■ Set exercise ■
Reproduce the entries exactly.

= = =

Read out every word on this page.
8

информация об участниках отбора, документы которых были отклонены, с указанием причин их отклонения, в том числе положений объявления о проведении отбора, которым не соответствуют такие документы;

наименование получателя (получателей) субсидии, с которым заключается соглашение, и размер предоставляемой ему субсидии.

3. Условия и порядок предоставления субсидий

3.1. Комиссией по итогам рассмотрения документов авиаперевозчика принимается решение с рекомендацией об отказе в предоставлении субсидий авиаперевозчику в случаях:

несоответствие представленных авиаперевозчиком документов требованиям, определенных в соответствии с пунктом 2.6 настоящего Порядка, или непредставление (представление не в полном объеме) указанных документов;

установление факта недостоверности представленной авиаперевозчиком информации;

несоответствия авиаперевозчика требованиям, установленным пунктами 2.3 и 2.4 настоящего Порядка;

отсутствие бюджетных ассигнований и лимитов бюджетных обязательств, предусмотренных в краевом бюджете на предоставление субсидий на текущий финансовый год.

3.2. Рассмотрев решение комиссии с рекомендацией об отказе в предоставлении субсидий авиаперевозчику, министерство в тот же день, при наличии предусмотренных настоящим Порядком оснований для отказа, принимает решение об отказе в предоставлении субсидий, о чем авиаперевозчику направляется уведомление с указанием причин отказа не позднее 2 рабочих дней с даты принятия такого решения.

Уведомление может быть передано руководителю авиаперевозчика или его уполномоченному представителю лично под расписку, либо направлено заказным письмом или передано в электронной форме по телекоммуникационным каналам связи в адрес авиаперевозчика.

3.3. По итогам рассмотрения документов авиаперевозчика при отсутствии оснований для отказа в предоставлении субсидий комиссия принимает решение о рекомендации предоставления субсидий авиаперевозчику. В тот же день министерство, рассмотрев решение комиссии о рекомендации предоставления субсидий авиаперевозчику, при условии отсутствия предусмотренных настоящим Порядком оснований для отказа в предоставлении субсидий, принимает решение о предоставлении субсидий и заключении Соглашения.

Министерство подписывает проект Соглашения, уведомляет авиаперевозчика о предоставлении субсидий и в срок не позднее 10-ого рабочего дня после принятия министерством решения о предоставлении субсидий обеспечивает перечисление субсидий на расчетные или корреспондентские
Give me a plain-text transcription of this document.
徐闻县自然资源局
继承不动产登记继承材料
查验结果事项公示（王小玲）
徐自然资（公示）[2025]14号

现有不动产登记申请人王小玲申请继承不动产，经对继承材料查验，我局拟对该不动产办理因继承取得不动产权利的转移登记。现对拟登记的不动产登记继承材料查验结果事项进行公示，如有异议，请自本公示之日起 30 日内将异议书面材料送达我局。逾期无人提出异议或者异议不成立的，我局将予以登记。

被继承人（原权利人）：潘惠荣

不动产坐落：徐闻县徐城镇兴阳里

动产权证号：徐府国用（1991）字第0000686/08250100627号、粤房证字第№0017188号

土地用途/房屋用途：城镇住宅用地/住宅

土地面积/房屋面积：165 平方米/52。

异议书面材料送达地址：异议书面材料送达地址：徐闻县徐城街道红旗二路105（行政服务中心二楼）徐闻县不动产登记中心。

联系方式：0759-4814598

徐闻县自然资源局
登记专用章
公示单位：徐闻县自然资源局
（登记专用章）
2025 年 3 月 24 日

= = =

■ Response ■
Read out every word on this page.
8

информация об участниках отбора, документы которых были отклонены, с указанием причин их отклонения, в том числе положений объявления о проведении отбора, которым не соответствуют такие документы;

наименование получателя (получателей) субсидии, с которым заключается соглашение, и размер предоставляемой ему субсидии.

3. Условия и порядок предоставления субсидий

3.1. Комиссией по итогам рассмотрения документов авиаперевозчика принимается решение с рекомендацией об отказе в предоставлении субсидий авиаперевозчику в случаях:

несоответствие представленных авиаперевозчиком документов требованиям, определенных в соответствии с пунктом 2.6 настоящего Порядка, или непредставление (представление не в полном объеме) указанных документов;

установление факта недостоверности представленной авиаперевозчиком информации;

несоответствия авиаперевозчика требованиям, установленным пунктами 2.3 и 2.4 настоящего Порядка;

отсутствие бюджетных ассигнований и лимитов бюджетных обязательств, предусмотренных в краевом бюджете на предоставление субсидий на текущий финансовый год.

3.2. Рассмотрев решение комиссии с рекомендацией об отказе в предоставлении субсидий авиаперевозчику, министерство в тот же день, при наличии предусмотренных настоящим Порядком оснований для отказа, принимает решение об отказе в предоставлении субсидий, о чем авиаперевозчику направляется уведомление с указанием причин отказа не позднее 2 рабочих дней с даты принятия такого решения.

Уведомление может быть передано руководителю авиаперевозчика или его уполномоченному представителю лично под расписку, либо направлено заказным письмом или передано в электронной форме по телекоммуникационным каналам связи в адрес авиаперевозчика.

3.3. По итогам рассмотрения документов авиаперевозчика при отсутствии оснований для отказа в предоставлении субсидий комиссия принимает решение о рекомендации предоставления субсидий авиаперевозчику. В тот же день министерство, рассмотрев решение комиссии о рекомендации предоставления субсидий авиаперевозчику, при условии отсутствия предусмотренных настоящим Порядком оснований для отказа в предоставлении субсидий, принимает решение о предоставлении субсидий и заключении Соглашения.

Министерство подписывает проект Соглашения, уведомляет авиаперевозчика о предоставлении субсидий и в срок не позднее 10-ого рабочего дня после принятия министерством решения о предоставлении субсидий обеспечивает перечисление субсидий на расчетные или корреспондентские
Give me a plain-text transcription of this document.
徐闻县自然资源局
继承不动产登记继承材料
查验结果事项公示（王小玲）
徐自然资（公示）[2025]14号

现有不动产登记申请人王小玲申请继承不动产，经对继承材料查验，我局拟对该不动产办理因继承取得不动产权利的转移登记。现对拟登记的不动产登记继承材料查验结果事项进行公示，如有异议，请自本公示之日起 30 日内将异议书面材料送达我局。逾期无人提出异议或者异议不成立的，我局将予以登记。

被继承人（原权利人）：潘惠荣

不动产坐落：徐闻县徐城镇兴阳里

动产权证号：徐府国用（1991）字第0000686/08250100627号、粤房证字第№0017188号

土地用途/房屋用途：城镇住宅用地/住宅

土地面积/房屋面积：165 平方米/52。

异议书面材料送达地址：异议书面材料送达地址：徐闻县徐城街道红旗二路105（行政服务中心二楼）徐闻县不动产登记中心。

联系方式：0759-4814598

徐闻县自然资源局
登记专用章
公示单位：徐闻县自然资源局
（登记专用章）
2025 年 3 月 24 日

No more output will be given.